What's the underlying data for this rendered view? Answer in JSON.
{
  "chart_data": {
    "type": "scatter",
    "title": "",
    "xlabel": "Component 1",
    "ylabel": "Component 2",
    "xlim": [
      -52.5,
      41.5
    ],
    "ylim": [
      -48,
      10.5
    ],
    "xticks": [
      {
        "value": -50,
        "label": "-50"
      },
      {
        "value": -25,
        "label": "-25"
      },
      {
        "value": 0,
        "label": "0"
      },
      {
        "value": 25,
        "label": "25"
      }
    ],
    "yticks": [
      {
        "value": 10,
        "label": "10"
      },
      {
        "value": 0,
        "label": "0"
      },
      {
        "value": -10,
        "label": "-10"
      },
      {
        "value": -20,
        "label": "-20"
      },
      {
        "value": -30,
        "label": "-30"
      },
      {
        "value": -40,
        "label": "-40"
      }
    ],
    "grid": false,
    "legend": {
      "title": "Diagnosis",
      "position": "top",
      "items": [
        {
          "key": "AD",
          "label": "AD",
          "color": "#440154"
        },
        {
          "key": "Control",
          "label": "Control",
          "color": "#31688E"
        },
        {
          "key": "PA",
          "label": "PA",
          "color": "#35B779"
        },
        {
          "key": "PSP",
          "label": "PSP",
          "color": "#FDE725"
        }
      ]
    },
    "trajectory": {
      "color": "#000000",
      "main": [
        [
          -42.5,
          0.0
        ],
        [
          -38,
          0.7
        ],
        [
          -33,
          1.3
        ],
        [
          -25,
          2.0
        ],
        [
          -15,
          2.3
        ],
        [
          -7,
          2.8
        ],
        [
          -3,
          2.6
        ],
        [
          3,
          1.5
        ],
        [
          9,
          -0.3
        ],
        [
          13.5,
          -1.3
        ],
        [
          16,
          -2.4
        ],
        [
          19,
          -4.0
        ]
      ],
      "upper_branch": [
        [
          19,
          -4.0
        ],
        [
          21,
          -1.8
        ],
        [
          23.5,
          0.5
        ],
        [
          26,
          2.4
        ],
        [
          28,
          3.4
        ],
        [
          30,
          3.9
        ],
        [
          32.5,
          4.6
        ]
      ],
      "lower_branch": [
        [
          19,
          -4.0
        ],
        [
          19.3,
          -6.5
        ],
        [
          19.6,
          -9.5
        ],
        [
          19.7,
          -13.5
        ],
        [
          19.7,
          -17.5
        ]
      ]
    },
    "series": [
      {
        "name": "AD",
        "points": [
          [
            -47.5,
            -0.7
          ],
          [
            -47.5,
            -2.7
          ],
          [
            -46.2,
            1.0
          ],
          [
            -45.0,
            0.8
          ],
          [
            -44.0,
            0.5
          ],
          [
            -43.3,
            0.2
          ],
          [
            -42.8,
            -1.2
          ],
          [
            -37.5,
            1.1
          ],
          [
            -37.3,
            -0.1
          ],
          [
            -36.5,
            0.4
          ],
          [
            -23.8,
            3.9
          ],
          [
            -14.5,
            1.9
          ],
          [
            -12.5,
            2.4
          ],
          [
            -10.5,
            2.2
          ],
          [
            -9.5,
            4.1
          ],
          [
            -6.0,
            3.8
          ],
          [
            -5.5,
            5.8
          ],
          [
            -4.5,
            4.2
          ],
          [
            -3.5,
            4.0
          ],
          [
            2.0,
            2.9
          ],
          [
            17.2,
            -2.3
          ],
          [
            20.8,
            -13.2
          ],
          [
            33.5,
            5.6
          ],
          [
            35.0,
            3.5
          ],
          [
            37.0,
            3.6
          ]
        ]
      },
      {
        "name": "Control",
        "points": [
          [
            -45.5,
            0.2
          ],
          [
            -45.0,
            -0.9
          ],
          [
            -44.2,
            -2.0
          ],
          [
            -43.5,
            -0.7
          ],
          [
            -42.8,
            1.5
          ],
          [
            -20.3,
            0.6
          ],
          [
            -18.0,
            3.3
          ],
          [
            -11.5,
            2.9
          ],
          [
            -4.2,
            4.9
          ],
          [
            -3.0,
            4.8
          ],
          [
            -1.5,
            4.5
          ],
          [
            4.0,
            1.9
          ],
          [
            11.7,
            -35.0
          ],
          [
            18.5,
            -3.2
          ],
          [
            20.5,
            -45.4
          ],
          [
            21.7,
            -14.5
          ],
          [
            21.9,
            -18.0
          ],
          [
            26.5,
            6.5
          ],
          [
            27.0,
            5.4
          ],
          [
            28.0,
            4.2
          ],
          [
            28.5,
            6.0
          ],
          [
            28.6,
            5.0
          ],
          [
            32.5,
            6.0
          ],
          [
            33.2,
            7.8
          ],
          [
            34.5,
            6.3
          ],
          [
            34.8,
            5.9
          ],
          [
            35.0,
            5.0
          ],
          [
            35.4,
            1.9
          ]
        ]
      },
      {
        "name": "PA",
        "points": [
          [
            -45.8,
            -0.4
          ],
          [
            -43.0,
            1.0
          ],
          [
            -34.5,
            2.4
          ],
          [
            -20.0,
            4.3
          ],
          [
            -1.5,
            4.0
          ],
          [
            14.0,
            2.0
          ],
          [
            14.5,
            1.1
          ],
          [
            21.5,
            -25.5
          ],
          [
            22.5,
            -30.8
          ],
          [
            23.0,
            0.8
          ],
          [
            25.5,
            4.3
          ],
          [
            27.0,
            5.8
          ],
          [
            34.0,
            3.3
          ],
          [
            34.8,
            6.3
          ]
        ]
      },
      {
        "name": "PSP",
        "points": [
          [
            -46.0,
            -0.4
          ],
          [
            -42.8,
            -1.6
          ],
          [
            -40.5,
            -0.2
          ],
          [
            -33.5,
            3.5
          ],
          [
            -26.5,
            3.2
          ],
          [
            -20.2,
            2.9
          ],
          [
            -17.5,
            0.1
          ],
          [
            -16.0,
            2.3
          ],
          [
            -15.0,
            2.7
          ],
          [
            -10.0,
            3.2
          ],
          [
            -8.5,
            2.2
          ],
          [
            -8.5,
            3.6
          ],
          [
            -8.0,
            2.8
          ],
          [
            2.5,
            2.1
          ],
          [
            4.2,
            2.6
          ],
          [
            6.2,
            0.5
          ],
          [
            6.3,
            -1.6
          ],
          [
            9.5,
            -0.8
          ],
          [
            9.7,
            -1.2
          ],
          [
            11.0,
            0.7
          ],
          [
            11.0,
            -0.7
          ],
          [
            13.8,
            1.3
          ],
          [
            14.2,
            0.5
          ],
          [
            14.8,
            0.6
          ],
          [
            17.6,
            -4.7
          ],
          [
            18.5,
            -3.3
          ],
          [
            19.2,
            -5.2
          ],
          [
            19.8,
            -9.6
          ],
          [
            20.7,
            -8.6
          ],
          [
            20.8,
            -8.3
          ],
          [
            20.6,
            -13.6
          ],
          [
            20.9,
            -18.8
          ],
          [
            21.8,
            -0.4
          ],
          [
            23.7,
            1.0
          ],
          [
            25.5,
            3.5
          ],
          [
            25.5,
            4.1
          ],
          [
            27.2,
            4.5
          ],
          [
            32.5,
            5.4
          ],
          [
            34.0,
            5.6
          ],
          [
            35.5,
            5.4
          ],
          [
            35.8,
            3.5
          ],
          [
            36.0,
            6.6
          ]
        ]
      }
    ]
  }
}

TASK DIRECTIONS - Write the material out again word for word.

EXERCISE SOLUTION -
What's the underlying data for this rendered view? Answer in JSON.
{
  "chart_data": {
    "type": "scatter",
    "title": "",
    "xlabel": "Component 1",
    "ylabel": "Component 2",
    "xlim": [
      -52.5,
      41.5
    ],
    "ylim": [
      -48,
      10.5
    ],
    "xticks": [
      {
        "value": -50,
        "label": "-50"
      },
      {
        "value": -25,
        "label": "-25"
      },
      {
        "value": 0,
        "label": "0"
      },
      {
        "value": 25,
        "label": "25"
      }
    ],
    "yticks": [
      {
        "value": 10,
        "label": "10"
      },
      {
        "value": 0,
        "label": "0"
      },
      {
        "value": -10,
        "label": "-10"
      },
      {
        "value": -20,
        "label": "-20"
      },
      {
        "value": -30,
        "label": "-30"
      },
      {
        "value": -40,
        "label": "-40"
      }
    ],
    "grid": false,
    "legend": {
      "title": "Diagnosis",
      "position": "top",
      "items": [
        {
          "key": "AD",
          "label": "AD",
          "color": "#440154"
        },
        {
          "key": "Control",
          "label": "Control",
          "color": "#31688E"
        },
        {
          "key": "PA",
          "label": "PA",
          "color": "#35B779"
        },
        {
          "key": "PSP",
          "label": "PSP",
          "color": "#FDE725"
        }
      ]
    },
    "trajectory": {
      "color": "#000000",
      "main": [
        [
          -42.5,
          0.0
        ],
        [
          -38,
          0.7
        ],
        [
          -33,
          1.3
        ],
        [
          -25,
          2.0
        ],
        [
          -15,
          2.3
        ],
        [
          -7,
          2.8
        ],
        [
          -3,
          2.6
        ],
        [
          3,
          1.5
        ],
        [
          9,
          -0.3
        ],
        [
          13.5,
          -1.3
        ],
        [
          16,
          -2.4
        ],
        [
          19,
          -4.0
        ]
      ],
      "upper_branch": [
        [
          19,
          -4.0
        ],
        [
          21,
          -1.8
        ],
        [
          23.5,
          0.5
        ],
        [
          26,
          2.4
        ],
        [
          28,
          3.4
        ],
        [
          30,
          3.9
        ],
        [
          32.5,
          4.6
        ]
      ],
      "lower_branch": [
        [
          19,
          -4.0
        ],
        [
          19.3,
          -6.5
        ],
        [
          19.6,
          -9.5
        ],
        [
          19.7,
          -13.5
        ],
        [
          19.7,
          -17.5
        ]
      ]
    },
    "series": [
      {
        "name": "AD",
        "points": [
          [
            -47.5,
            -0.7
          ],
          [
            -47.5,
            -2.7
          ],
          [
            -46.2,
            1.0
          ],
          [
            -45.0,
            0.8
          ],
          [
            -44.0,
            0.5
          ],
          [
            -43.3,
            0.2
          ],
          [
            -42.8,
            -1.2
          ],
          [
            -37.5,
            1.1
          ],
          [
            -37.3,
            -0.1
          ],
          [
            -36.5,
            0.4
          ],
          [
            -23.8,
            3.9
          ],
          [
            -14.5,
            1.9
          ],
          [
            -12.5,
            2.4
          ],
          [
            -10.5,
            2.2
          ],
          [
            -9.5,
            4.1
          ],
          [
            -6.0,
            3.8
          ],
          [
            -5.5,
            5.8
          ],
          [
            -4.5,
            4.2
          ],
          [
            -3.5,
            4.0
          ],
          [
            2.0,
            2.9
          ],
          [
            17.2,
            -2.3
          ],
          [
            20.8,
            -13.2
          ],
          [
            33.5,
            5.6
          ],
          [
            35.0,
            3.5
          ],
          [
            37.0,
            3.6
          ]
        ]
      },
      {
        "name": "Control",
        "points": [
          [
            -45.5,
            0.2
          ],
          [
            -45.0,
            -0.9
          ],
          [
            -44.2,
            -2.0
          ],
          [
            -43.5,
            -0.7
          ],
          [
            -42.8,
            1.5
          ],
          [
            -20.3,
            0.6
          ],
          [
            -18.0,
            3.3
          ],
          [
            -11.5,
            2.9
          ],
          [
            -4.2,
            4.9
          ],
          [
            -3.0,
            4.8
          ],
          [
            -1.5,
            4.5
          ],
          [
            4.0,
            1.9
          ],
          [
            11.7,
            -35.0
          ],
          [
            18.5,
            -3.2
          ],
          [
            20.5,
            -45.4
          ],
          [
            21.7,
            -14.5
          ],
          [
            21.9,
            -18.0
          ],
          [
            26.5,
            6.5
          ],
          [
            27.0,
            5.4
          ],
          [
            28.0,
            4.2
          ],
          [
            28.5,
            6.0
          ],
          [
            28.6,
            5.0
          ],
          [
            32.5,
            6.0
          ],
          [
            33.2,
            7.8
          ],
          [
            34.5,
            6.3
          ],
          [
            34.8,
            5.9
          ],
          [
            35.0,
            5.0
          ],
          [
            35.4,
            1.9
          ]
        ]
      },
      {
        "name": "PA",
        "points": [
          [
            -45.8,
            -0.4
          ],
          [
            -43.0,
            1.0
          ],
          [
            -34.5,
            2.4
          ],
          [
            -20.0,
            4.3
          ],
          [
            -1.5,
            4.0
          ],
          [
            14.0,
            2.0
          ],
          [
            14.5,
            1.1
          ],
          [
            21.5,
            -25.5
          ],
          [
            22.5,
            -30.8
          ],
          [
            23.0,
            0.8
          ],
          [
            25.5,
            4.3
          ],
          [
            27.0,
            5.8
          ],
          [
            34.0,
            3.3
          ],
          [
            34.8,
            6.3
          ]
        ]
      },
      {
        "name": "PSP",
        "points": [
          [
            -46.0,
            -0.4
          ],
          [
            -42.8,
            -1.6
          ],
          [
            -40.5,
            -0.2
          ],
          [
            -33.5,
            3.5
          ],
          [
            -26.5,
            3.2
          ],
          [
            -20.2,
            2.9
          ],
          [
            -17.5,
            0.1
          ],
          [
            -16.0,
            2.3
          ],
          [
            -15.0,
            2.7
          ],
          [
            -10.0,
            3.2
          ],
          [
            -8.5,
            2.2
          ],
          [
            -8.5,
            3.6
          ],
          [
            -8.0,
            2.8
          ],
          [
            2.5,
            2.1
          ],
          [
            4.2,
            2.6
          ],
          [
            6.2,
            0.5
          ],
          [
            6.3,
            -1.6
          ],
          [
            9.5,
            -0.8
          ],
          [
            9.7,
            -1.2
          ],
          [
            11.0,
            0.7
          ],
          [
            11.0,
            -0.7
          ],
          [
            13.8,
            1.3
          ],
          [
            14.2,
            0.5
          ],
          [
            14.8,
            0.6
          ],
          [
            17.6,
            -4.7
          ],
          [
            18.5,
            -3.3
          ],
          [
            19.2,
            -5.2
          ],
          [
            19.8,
            -9.6
          ],
          [
            20.7,
            -8.6
          ],
          [
            20.8,
            -8.3
          ],
          [
            20.6,
            -13.6
          ],
          [
            20.9,
            -18.8
          ],
          [
            21.8,
            -0.4
          ],
          [
            23.7,
            1.0
          ],
          [
            25.5,
            3.5
          ],
          [
            25.5,
            4.1
          ],
          [
            27.2,
            4.5
          ],
          [
            32.5,
            5.4
          ],
          [
            34.0,
            5.6
          ],
          [
            35.5,
            5.4
          ],
          [
            35.8,
            3.5
          ],
          [
            36.0,
            6.6
          ]
        ]
      }
    ]
  }
}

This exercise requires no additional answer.